→ Problem description: Copy every line in the records below that contains the word "Sample".
☆ ☆ ☆ ☆
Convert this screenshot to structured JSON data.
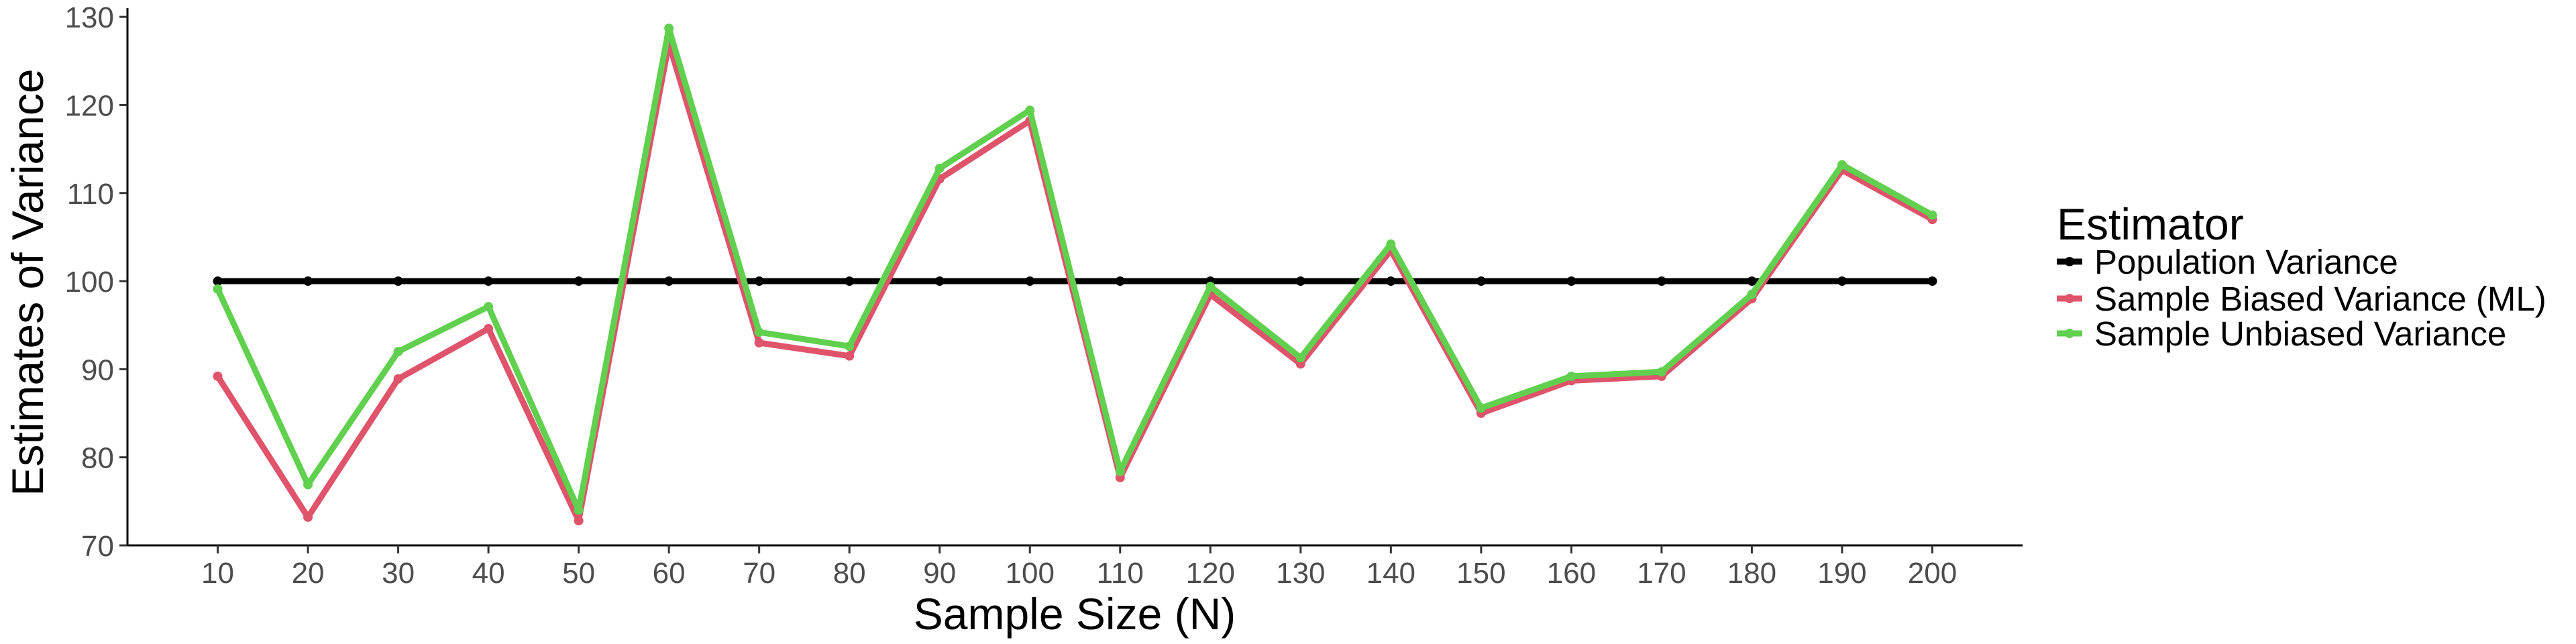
{
  "chart_data": {
    "type": "line",
    "xlabel": "Sample Size (N)",
    "ylabel": "Estimates of Variance",
    "x": [
      10,
      20,
      30,
      40,
      50,
      60,
      70,
      80,
      90,
      100,
      110,
      120,
      130,
      140,
      150,
      160,
      170,
      180,
      190,
      200
    ],
    "xlim": [
      0,
      210
    ],
    "ylim": [
      70,
      131
    ],
    "yticks": [
      70,
      80,
      90,
      100,
      110,
      120,
      130
    ],
    "grid": false,
    "legend_position": "right",
    "legend_title": "Estimator",
    "series": [
      {
        "name": "Population Variance",
        "color": "#000000",
        "values": [
          100,
          100,
          100,
          100,
          100,
          100,
          100,
          100,
          100,
          100,
          100,
          100,
          100,
          100,
          100,
          100,
          100,
          100,
          100,
          100
        ]
      },
      {
        "name": "Sample Biased Variance (ML)",
        "color": "#df536b",
        "values": [
          89.2,
          73.2,
          88.9,
          94.6,
          72.8,
          127.0,
          93.0,
          91.5,
          111.6,
          118.2,
          77.7,
          98.5,
          90.6,
          103.5,
          85.0,
          88.7,
          89.2,
          98.0,
          112.6,
          107.0
        ]
      },
      {
        "name": "Sample Unbiased Variance",
        "color": "#61d04f",
        "values": [
          99.1,
          76.9,
          92.0,
          97.1,
          74.0,
          128.7,
          94.2,
          92.6,
          112.8,
          119.4,
          78.4,
          99.4,
          91.3,
          104.2,
          85.6,
          89.2,
          89.7,
          98.5,
          113.2,
          107.5
        ]
      }
    ]
  }
}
☆ ☆ ☆ ☆
→ Solution to the exercise:
    "xlabel": "Sample Size (N)",
        "name": "Sample Biased Variance (ML)",
        "name": "Sample Unbiased Variance",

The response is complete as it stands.